=== EXTRACTED ENTRIES ===
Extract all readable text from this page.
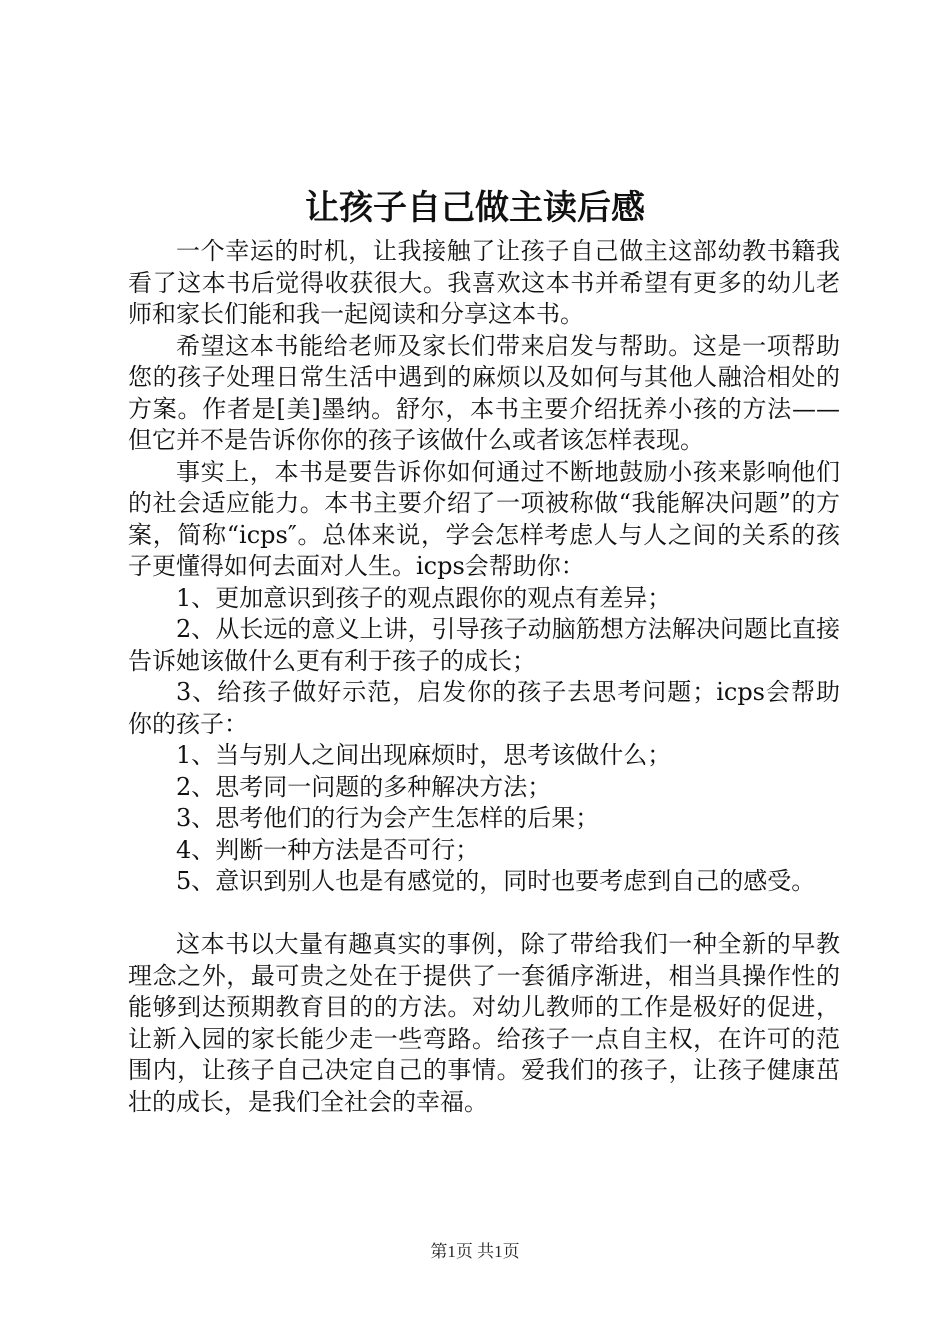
让孩子自己做主读后感

一个幸运的时机，让我接触了让孩子自己做主这部幼教书籍我看了这本书后觉得收获很大。我喜欢这本书并希望有更多的幼儿老师和家长们能和我一起阅读和分享这本书。

希望这本书能给老师及家长们带来启发与帮助。这是一项帮助您的孩子处理日常生活中遇到的麻烦以及如何与其他人融洽相处的方案。作者是[美]墨纳。舒尔，本书主要介绍抚养小孩的方法——但它并不是告诉你你的孩子该做什么或者该怎样表现。

事实上，本书是要告诉你如何通过不断地鼓励小孩来影响他们的社会适应能力。本书主要介绍了一项被称做“我能解决问题”的方案，简称“icps″。总体来说，学会怎样考虑人与人之间的关系的孩子更懂得如何去面对人生。icps会帮助你：

1、更加意识到孩子的观点跟你的观点有差异；

2、从长远的意义上讲，引导孩子动脑筋想方法解决问题比直接告诉她该做什么更有利于孩子的成长；

3、给孩子做好示范，启发你的孩子去思考问题；icps会帮助你的孩子：

1、当与别人之间出现麻烦时，思考该做什么；

2、思考同一问题的多种解决方法；

3、思考他们的行为会产生怎样的后果；

4、判断一种方法是否可行；

5、意识到别人也是有感觉的，同时也要考虑到自己的感受。

这本书以大量有趣真实的事例，除了带给我们一种全新的早教理念之外，最可贵之处在于提供了一套循序渐进，相当具操作性的能够到达预期教育目的的方法。对幼儿教师的工作是极好的促进，让新入园的家长能少走一些弯路。给孩子一点自主权，在许可的范围内，让孩子自己决定自己的事情。爱我们的孩子，让孩子健康茁壮的成长，是我们全社会的幸福。

第1页 共1页
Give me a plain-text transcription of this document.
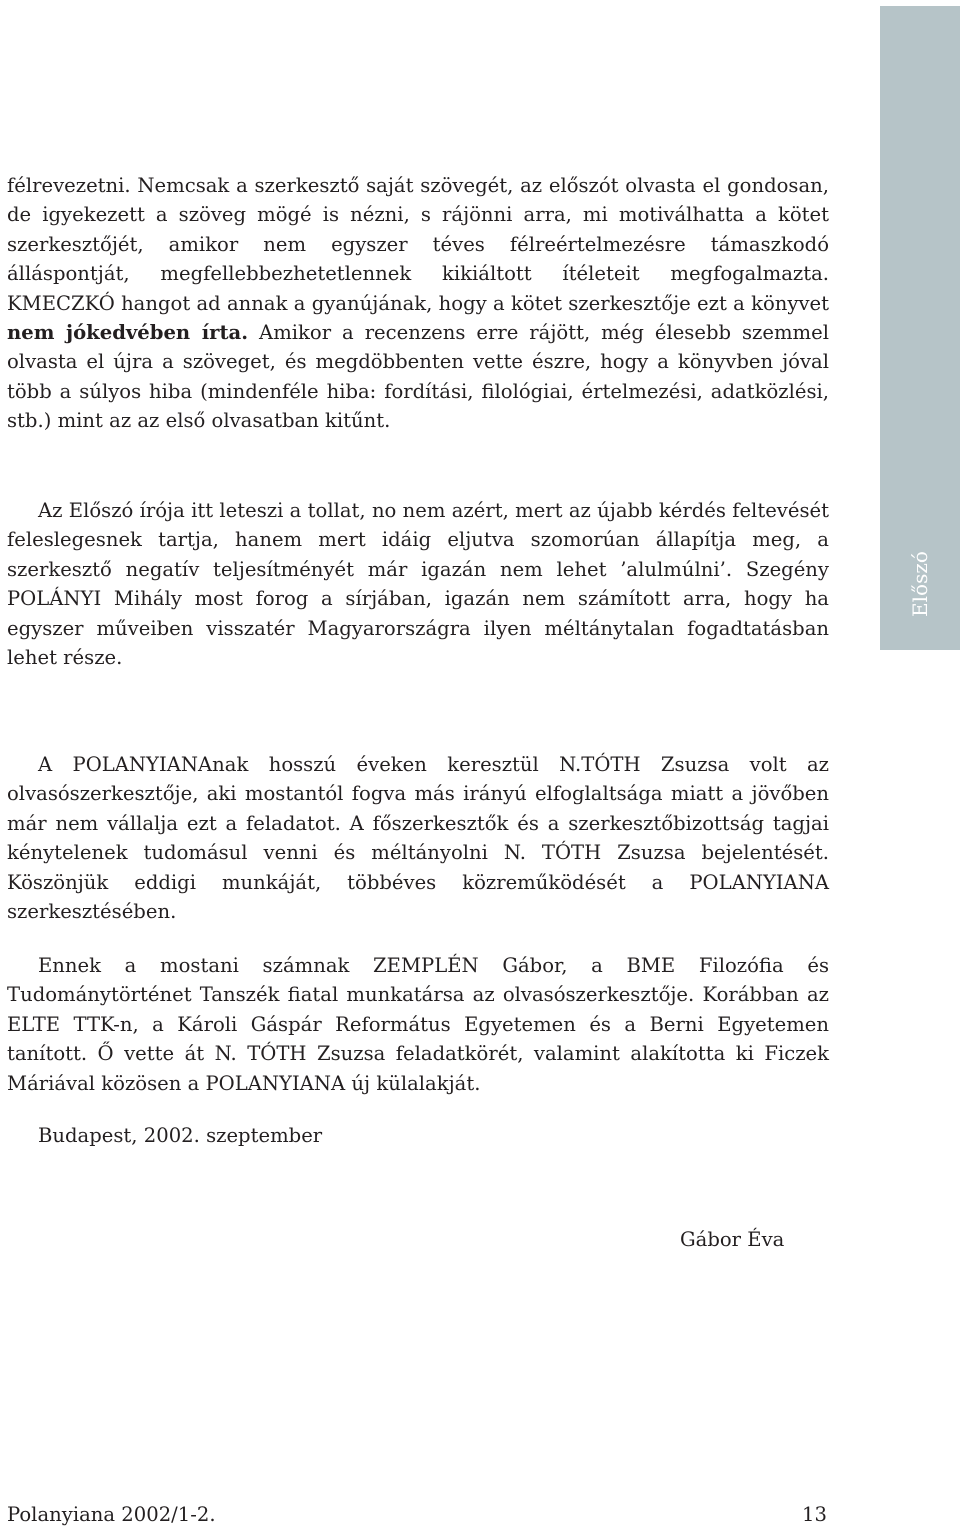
Előszó

félrevezetni. Nemcsak a szerkesztő saját szövegét, az előszót olvasta el gondosan, de igyekezett a szöveg mögé is nézni, s rájönni arra, mi motiválhatta a kötet szerkesztőjét, amikor nem egyszer téves félreértelmezésre támaszkodó álláspontját, megfellebbezhetetlennek kikiáltott ítéleteit megfogalmazta. KMECZKÓ hangot ad annak a gyanújának, hogy a kötet szerkesztője ezt a könyvet nem jókedvében írta. Amikor a recenzens erre rájött, még élesebb szemmel olvasta el újra a szöveget, és megdöbbenten vette észre, hogy a könyvben jóval több a súlyos hiba (mindenféle hiba: fordítási, filológiai, értelmezési, adatközlési, stb.) mint az az első olvasatban kitűnt.

Az Előszó írója itt leteszi a tollat, no nem azért, mert az újabb kérdés feltevését feleslegesnek tartja, hanem mert idáig eljutva szomorúan állapítja meg, a szerkesztő negatív teljesítményét már igazán nem lehet ’alulmúlni’. Szegény POLÁNYI Mihály most forog a sírjában, igazán nem számított arra, hogy ha egyszer műveiben visszatér Magyarországra ilyen méltánytalan fogadtatásban lehet része.

A POLANYIANAnak hosszú éveken keresztül N.TÓTH Zsuzsa volt az olvasószerkesztője, aki mostantól fogva más irányú elfoglaltsága miatt a jövőben már nem vállalja ezt a feladatot. A főszerkesztők és a szerkesztőbizottság tagjai kénytelenek tudomásul venni és méltányolni N. TÓTH Zsuzsa bejelentését. Köszönjük eddigi munkáját, többéves közreműködését a POLANYIANA szerkesztésében.

Ennek a mostani számnak ZEMPLÉN Gábor, a BME Filozófia és Tudománytörténet Tanszék fiatal munkatársa az olvasószerkesztője. Korábban az ELTE TTK-n, a Károli Gáspár Református Egyetemen és a Berni Egyetemen tanított. Ő vette át N. TÓTH Zsuzsa feladatkörét, valamint alakította ki Ficzek Máriával közösen a POLANYIANA új külalakját.

Budapest, 2002. szeptember

Gábor Éva

Polanyiana 2002/1-2.	13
===
• DIRECTIONS FOR THIS TASK: All of the data needs repeating exactly, but the pictures do not.

• REPLY TO THE TASK:
Extract all readable text from this page.
让孩子自己做主读后感

一个幸运的时机，让我接触了让孩子自己做主这部幼教书籍我看了这本书后觉得收获很大。我喜欢这本书并希望有更多的幼儿老师和家长们能和我一起阅读和分享这本书。

希望这本书能给老师及家长们带来启发与帮助。这是一项帮助您的孩子处理日常生活中遇到的麻烦以及如何与其他人融洽相处的方案。作者是[美]墨纳。舒尔，本书主要介绍抚养小孩的方法——但它并不是告诉你你的孩子该做什么或者该怎样表现。

事实上，本书是要告诉你如何通过不断地鼓励小孩来影响他们的社会适应能力。本书主要介绍了一项被称做“我能解决问题”的方案，简称“icps″。总体来说，学会怎样考虑人与人之间的关系的孩子更懂得如何去面对人生。icps会帮助你：

1、更加意识到孩子的观点跟你的观点有差异；

2、从长远的意义上讲，引导孩子动脑筋想方法解决问题比直接告诉她该做什么更有利于孩子的成长；

3、给孩子做好示范，启发你的孩子去思考问题；icps会帮助你的孩子：

1、当与别人之间出现麻烦时，思考该做什么；

2、思考同一问题的多种解决方法；

3、思考他们的行为会产生怎样的后果；

4、判断一种方法是否可行；

5、意识到别人也是有感觉的，同时也要考虑到自己的感受。

这本书以大量有趣真实的事例，除了带给我们一种全新的早教理念之外，最可贵之处在于提供了一套循序渐进，相当具操作性的能够到达预期教育目的的方法。对幼儿教师的工作是极好的促进，让新入园的家长能少走一些弯路。给孩子一点自主权，在许可的范围内，让孩子自己决定自己的事情。爱我们的孩子，让孩子健康茁壮的成长，是我们全社会的幸福。

第1页 共1页
Give me a plain-text transcription of this document.
Előszó

félrevezetni. Nemcsak a szerkesztő saját szövegét, az előszót olvasta el gondosan, de igyekezett a szöveg mögé is nézni, s rájönni arra, mi motiválhatta a kötet szerkesztőjét, amikor nem egyszer téves félreértelmezésre támaszkodó álláspontját, megfellebbezhetetlennek kikiáltott ítéleteit megfogalmazta. KMECZKÓ hangot ad annak a gyanújának, hogy a kötet szerkesztője ezt a könyvet nem jókedvében írta. Amikor a recenzens erre rájött, még élesebb szemmel olvasta el újra a szöveget, és megdöbbenten vette észre, hogy a könyvben jóval több a súlyos hiba (mindenféle hiba: fordítási, filológiai, értelmezési, adatközlési, stb.) mint az az első olvasatban kitűnt.

Az Előszó írója itt leteszi a tollat, no nem azért, mert az újabb kérdés feltevését feleslegesnek tartja, hanem mert idáig eljutva szomorúan állapítja meg, a szerkesztő negatív teljesítményét már igazán nem lehet ’alulmúlni’. Szegény POLÁNYI Mihály most forog a sírjában, igazán nem számított arra, hogy ha egyszer műveiben visszatér Magyarországra ilyen méltánytalan fogadtatásban lehet része.

A POLANYIANAnak hosszú éveken keresztül N.TÓTH Zsuzsa volt az olvasószerkesztője, aki mostantól fogva más irányú elfoglaltsága miatt a jövőben már nem vállalja ezt a feladatot. A főszerkesztők és a szerkesztőbizottság tagjai kénytelenek tudomásul venni és méltányolni N. TÓTH Zsuzsa bejelentését. Köszönjük eddigi munkáját, többéves közreműködését a POLANYIANA szerkesztésében.

Ennek a mostani számnak ZEMPLÉN Gábor, a BME Filozófia és Tudománytörténet Tanszék fiatal munkatársa az olvasószerkesztője. Korábban az ELTE TTK-n, a Károli Gáspár Református Egyetemen és a Berni Egyetemen tanított. Ő vette át N. TÓTH Zsuzsa feladatkörét, valamint alakította ki Ficzek Máriával közösen a POLANYIANA új külalakját.

Budapest, 2002. szeptember

Gábor Éva

Polanyiana 2002/1-2.	13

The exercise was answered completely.